### APPLY WHAT YOU READ
• A. Summarize the interview excerpt on the making of a film in two sentences.
• B. Answer these questions about the interview excerpt on the making of a film.
(i) What did the interviewee want as a backdrop?
(ii) Where is Mitch being interviewed in the montage sequence at the very beginning?
(iii) What two questions does the interviewee ask from the audience?
• C. Carry on the interview excerpt on the making of a film from the point where it stops.

### SELECTED PASSAGE
I mean, it wasn’t for any reason of being deceptive. It was just a method for directing them. I just wanted a backdrop, a background, of a film being made, and I didn’t wanna go in and micromanage people for certain shots. I just wanted to let this old-school documentary guy loose with that as a backdrop.
EP: Although the film was mostly scripted, were there any unplanned moments that made it in?
JB: Everything was a mix of planned and unplanned, so I'd have to go through the film in my mind. [In] the interview at the very beginning, there's this sort of montage sequence where Mitch is being interviewed on the stage at the strip joint. And I ask from the audience, “What's your next movie gonna be?” and I ask her, “Is it more truth or more fiction?” And that was completely spontaneous. That was completely on the fly. That was unplanned. And that worked out great.

### ENTRIES SHOWN
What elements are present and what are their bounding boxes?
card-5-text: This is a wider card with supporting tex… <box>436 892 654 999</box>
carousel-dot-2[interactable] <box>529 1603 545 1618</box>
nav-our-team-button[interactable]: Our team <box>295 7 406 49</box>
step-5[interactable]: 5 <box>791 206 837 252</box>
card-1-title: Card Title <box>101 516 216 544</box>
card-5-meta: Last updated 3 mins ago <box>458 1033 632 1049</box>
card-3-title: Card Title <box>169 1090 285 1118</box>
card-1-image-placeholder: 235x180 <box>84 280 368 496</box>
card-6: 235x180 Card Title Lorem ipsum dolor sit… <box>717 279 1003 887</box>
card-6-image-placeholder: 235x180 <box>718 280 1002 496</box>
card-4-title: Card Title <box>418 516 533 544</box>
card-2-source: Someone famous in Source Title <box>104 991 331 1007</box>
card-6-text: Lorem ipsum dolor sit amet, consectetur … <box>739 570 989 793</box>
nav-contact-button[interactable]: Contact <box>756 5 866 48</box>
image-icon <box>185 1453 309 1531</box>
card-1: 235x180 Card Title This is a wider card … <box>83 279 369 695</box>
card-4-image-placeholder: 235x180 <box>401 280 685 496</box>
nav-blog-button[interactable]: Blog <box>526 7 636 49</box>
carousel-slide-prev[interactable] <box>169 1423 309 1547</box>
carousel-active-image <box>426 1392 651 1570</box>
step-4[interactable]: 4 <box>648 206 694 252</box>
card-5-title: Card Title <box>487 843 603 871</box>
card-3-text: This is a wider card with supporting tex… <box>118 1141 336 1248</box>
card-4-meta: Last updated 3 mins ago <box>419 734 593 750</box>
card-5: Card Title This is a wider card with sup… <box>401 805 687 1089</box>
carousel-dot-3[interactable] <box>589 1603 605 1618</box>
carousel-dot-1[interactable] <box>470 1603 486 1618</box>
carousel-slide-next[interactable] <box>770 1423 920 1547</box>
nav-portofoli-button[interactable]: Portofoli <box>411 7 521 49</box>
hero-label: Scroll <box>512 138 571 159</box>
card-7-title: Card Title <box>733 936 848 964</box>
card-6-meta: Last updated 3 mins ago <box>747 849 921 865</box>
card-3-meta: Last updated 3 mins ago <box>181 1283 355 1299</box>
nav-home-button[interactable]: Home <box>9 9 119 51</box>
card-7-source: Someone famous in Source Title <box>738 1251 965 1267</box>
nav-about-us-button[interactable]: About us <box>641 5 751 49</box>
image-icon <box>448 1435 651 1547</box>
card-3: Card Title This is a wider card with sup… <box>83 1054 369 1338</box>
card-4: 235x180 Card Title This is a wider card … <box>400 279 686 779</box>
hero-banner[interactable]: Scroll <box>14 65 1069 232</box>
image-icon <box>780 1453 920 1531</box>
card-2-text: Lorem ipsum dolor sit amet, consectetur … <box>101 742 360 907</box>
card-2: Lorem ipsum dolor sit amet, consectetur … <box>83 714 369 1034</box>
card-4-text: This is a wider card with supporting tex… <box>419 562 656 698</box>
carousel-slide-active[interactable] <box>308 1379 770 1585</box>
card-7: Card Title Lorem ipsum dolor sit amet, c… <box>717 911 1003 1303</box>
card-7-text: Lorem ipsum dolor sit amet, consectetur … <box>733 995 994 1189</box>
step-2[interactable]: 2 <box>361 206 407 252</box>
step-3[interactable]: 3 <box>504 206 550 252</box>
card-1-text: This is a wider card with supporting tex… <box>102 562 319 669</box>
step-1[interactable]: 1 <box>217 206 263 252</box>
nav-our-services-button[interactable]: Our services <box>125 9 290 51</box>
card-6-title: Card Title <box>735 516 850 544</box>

### WRITTEN ANSWERS
• A. The interviewee describes the approach as a method for directing rather than a means of deception: a backdrop of a film being made, against which an old-school documentary guy was let loose instead of people being micromanaged for certain shots. Asked about unplanned moments, the interviewee says everything was a mix of planned and unplanned and cites, as a completely spontaneous exchange that worked out great, the questions asked from the audience during the opening montage in which Mitch is interviewed on the stage at the strip joint.

• B.
(i) A film being made.
(ii) On the stage at the strip joint.
(iii) "What's your next movie gonna be?" and "Is it more truth or more fiction?"

• C.
God, you know, the shooting up scene— “This was my dick . . . ” That was not planned. That was just pure Mitch. We were going in pursuit of the great love scene in a lot of those scenes, now that finally Tigr had Mitch and there was a camera there. They were gonna do the great love scene, and they could never pull it off. So there's a whole series of scenes in a row where they're like foiled attempts to shoot a love scene. That's kind of the opposite of what you're talking about, but those are spontaneous in the sense that they didn’t come to fruition. And then ultimately we had to have a final scene. We had to do something. So, I had to go out and cop the dope for them to get high. So we at least had that scene. And I mean, that is the love scene. Yes, absolutely. We had to have something. We had to have a cum shot, basically.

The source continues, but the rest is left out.